Start of SUPPLIED MATERIAL

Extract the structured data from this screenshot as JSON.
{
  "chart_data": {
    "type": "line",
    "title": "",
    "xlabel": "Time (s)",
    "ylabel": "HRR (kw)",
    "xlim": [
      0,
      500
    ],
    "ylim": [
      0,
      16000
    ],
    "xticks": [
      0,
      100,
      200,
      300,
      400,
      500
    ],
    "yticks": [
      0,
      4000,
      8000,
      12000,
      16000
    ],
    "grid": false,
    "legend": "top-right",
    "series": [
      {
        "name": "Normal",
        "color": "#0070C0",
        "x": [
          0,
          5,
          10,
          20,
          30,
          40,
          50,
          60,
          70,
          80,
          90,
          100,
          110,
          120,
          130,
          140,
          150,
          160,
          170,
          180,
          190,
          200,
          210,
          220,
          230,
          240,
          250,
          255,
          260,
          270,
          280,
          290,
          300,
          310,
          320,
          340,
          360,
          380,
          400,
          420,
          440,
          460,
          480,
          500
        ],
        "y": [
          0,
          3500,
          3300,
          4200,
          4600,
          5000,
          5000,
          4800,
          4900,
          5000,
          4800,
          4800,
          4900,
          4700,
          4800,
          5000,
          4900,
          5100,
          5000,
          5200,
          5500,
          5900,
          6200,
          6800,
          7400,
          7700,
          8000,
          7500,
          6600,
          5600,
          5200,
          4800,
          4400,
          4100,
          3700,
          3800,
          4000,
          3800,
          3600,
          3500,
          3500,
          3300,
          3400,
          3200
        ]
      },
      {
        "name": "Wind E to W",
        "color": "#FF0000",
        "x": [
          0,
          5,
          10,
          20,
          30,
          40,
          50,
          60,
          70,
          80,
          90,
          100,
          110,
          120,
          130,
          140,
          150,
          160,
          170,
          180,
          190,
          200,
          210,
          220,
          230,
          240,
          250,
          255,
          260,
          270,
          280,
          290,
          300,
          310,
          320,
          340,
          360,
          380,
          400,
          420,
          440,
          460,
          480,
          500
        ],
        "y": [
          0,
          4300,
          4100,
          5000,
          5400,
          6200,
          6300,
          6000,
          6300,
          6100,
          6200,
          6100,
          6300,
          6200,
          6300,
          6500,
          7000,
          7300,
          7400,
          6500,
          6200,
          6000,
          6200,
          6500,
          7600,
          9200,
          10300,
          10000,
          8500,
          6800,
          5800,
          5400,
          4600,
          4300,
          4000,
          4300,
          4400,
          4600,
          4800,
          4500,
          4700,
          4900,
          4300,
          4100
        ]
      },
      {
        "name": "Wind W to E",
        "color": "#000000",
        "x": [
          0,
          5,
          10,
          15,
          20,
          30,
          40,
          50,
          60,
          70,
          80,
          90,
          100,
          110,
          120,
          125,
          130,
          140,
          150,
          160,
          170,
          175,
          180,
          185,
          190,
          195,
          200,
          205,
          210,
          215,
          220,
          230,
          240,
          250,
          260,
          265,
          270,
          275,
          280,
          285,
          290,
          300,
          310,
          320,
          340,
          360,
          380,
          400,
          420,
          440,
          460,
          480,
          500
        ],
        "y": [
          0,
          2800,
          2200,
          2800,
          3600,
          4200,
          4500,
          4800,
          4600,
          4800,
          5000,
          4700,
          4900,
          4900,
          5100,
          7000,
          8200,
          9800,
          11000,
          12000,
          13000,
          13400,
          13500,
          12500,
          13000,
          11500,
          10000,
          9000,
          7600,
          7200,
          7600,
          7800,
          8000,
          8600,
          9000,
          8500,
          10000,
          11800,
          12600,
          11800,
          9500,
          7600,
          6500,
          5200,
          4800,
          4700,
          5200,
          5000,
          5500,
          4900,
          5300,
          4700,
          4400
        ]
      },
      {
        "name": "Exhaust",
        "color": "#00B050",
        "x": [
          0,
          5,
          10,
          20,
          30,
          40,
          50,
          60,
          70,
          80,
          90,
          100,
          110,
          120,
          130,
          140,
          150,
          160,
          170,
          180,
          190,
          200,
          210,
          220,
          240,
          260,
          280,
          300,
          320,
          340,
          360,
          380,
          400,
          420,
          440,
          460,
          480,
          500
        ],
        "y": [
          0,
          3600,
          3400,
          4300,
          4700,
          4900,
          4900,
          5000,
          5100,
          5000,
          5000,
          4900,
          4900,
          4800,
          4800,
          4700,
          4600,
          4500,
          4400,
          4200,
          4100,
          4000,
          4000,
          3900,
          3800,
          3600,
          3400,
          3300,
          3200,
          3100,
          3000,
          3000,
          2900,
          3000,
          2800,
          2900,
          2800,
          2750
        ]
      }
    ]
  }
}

End of SUPPLIED MATERIAL

__INSTRUCTIONS FOR THE TASK__: From the first line to the last, retype the data exactly.

__EXERCISE OUTPUT__:
Extract the structured data from this screenshot as JSON.
{
  "chart_data": {
    "type": "line",
    "title": "",
    "xlabel": "Time (s)",
    "ylabel": "HRR (kw)",
    "xlim": [
      0,
      500
    ],
    "ylim": [
      0,
      16000
    ],
    "xticks": [
      0,
      100,
      200,
      300,
      400,
      500
    ],
    "yticks": [
      0,
      4000,
      8000,
      12000,
      16000
    ],
    "grid": false,
    "legend": "top-right",
    "series": [
      {
        "name": "Normal",
        "color": "#0070C0",
        "x": [
          0,
          5,
          10,
          20,
          30,
          40,
          50,
          60,
          70,
          80,
          90,
          100,
          110,
          120,
          130,
          140,
          150,
          160,
          170,
          180,
          190,
          200,
          210,
          220,
          230,
          240,
          250,
          255,
          260,
          270,
          280,
          290,
          300,
          310,
          320,
          340,
          360,
          380,
          400,
          420,
          440,
          460,
          480,
          500
        ],
        "y": [
          0,
          3500,
          3300,
          4200,
          4600,
          5000,
          5000,
          4800,
          4900,
          5000,
          4800,
          4800,
          4900,
          4700,
          4800,
          5000,
          4900,
          5100,
          5000,
          5200,
          5500,
          5900,
          6200,
          6800,
          7400,
          7700,
          8000,
          7500,
          6600,
          5600,
          5200,
          4800,
          4400,
          4100,
          3700,
          3800,
          4000,
          3800,
          3600,
          3500,
          3500,
          3300,
          3400,
          3200
        ]
      },
      {
        "name": "Wind E to W",
        "color": "#FF0000",
        "x": [
          0,
          5,
          10,
          20,
          30,
          40,
          50,
          60,
          70,
          80,
          90,
          100,
          110,
          120,
          130,
          140,
          150,
          160,
          170,
          180,
          190,
          200,
          210,
          220,
          230,
          240,
          250,
          255,
          260,
          270,
          280,
          290,
          300,
          310,
          320,
          340,
          360,
          380,
          400,
          420,
          440,
          460,
          480,
          500
        ],
        "y": [
          0,
          4300,
          4100,
          5000,
          5400,
          6200,
          6300,
          6000,
          6300,
          6100,
          6200,
          6100,
          6300,
          6200,
          6300,
          6500,
          7000,
          7300,
          7400,
          6500,
          6200,
          6000,
          6200,
          6500,
          7600,
          9200,
          10300,
          10000,
          8500,
          6800,
          5800,
          5400,
          4600,
          4300,
          4000,
          4300,
          4400,
          4600,
          4800,
          4500,
          4700,
          4900,
          4300,
          4100
        ]
      },
      {
        "name": "Wind W to E",
        "color": "#000000",
        "x": [
          0,
          5,
          10,
          15,
          20,
          30,
          40,
          50,
          60,
          70,
          80,
          90,
          100,
          110,
          120,
          125,
          130,
          140,
          150,
          160,
          170,
          175,
          180,
          185,
          190,
          195,
          200,
          205,
          210,
          215,
          220,
          230,
          240,
          250,
          260,
          265,
          270,
          275,
          280,
          285,
          290,
          300,
          310,
          320,
          340,
          360,
          380,
          400,
          420,
          440,
          460,
          480,
          500
        ],
        "y": [
          0,
          2800,
          2200,
          2800,
          3600,
          4200,
          4500,
          4800,
          4600,
          4800,
          5000,
          4700,
          4900,
          4900,
          5100,
          7000,
          8200,
          9800,
          11000,
          12000,
          13000,
          13400,
          13500,
          12500,
          13000,
          11500,
          10000,
          9000,
          7600,
          7200,
          7600,
          7800,
          8000,
          8600,
          9000,
          8500,
          10000,
          11800,
          12600,
          11800,
          9500,
          7600,
          6500,
          5200,
          4800,
          4700,
          5200,
          5000,
          5500,
          4900,
          5300,
          4700,
          4400
        ]
      },
      {
        "name": "Exhaust",
        "color": "#00B050",
        "x": [
          0,
          5,
          10,
          20,
          30,
          40,
          50,
          60,
          70,
          80,
          90,
          100,
          110,
          120,
          130,
          140,
          150,
          160,
          170,
          180,
          190,
          200,
          210,
          220,
          240,
          260,
          280,
          300,
          320,
          340,
          360,
          380,
          400,
          420,
          440,
          460,
          480,
          500
        ],
        "y": [
          0,
          3600,
          3400,
          4300,
          4700,
          4900,
          4900,
          5000,
          5100,
          5000,
          5000,
          4900,
          4900,
          4800,
          4800,
          4700,
          4600,
          4500,
          4400,
          4200,
          4100,
          4000,
          4000,
          3900,
          3800,
          3600,
          3400,
          3300,
          3200,
          3100,
          3000,
          3000,
          2900,
          3000,
          2800,
          2900,
          2800,
          2750
        ]
      }
    ]
  }
}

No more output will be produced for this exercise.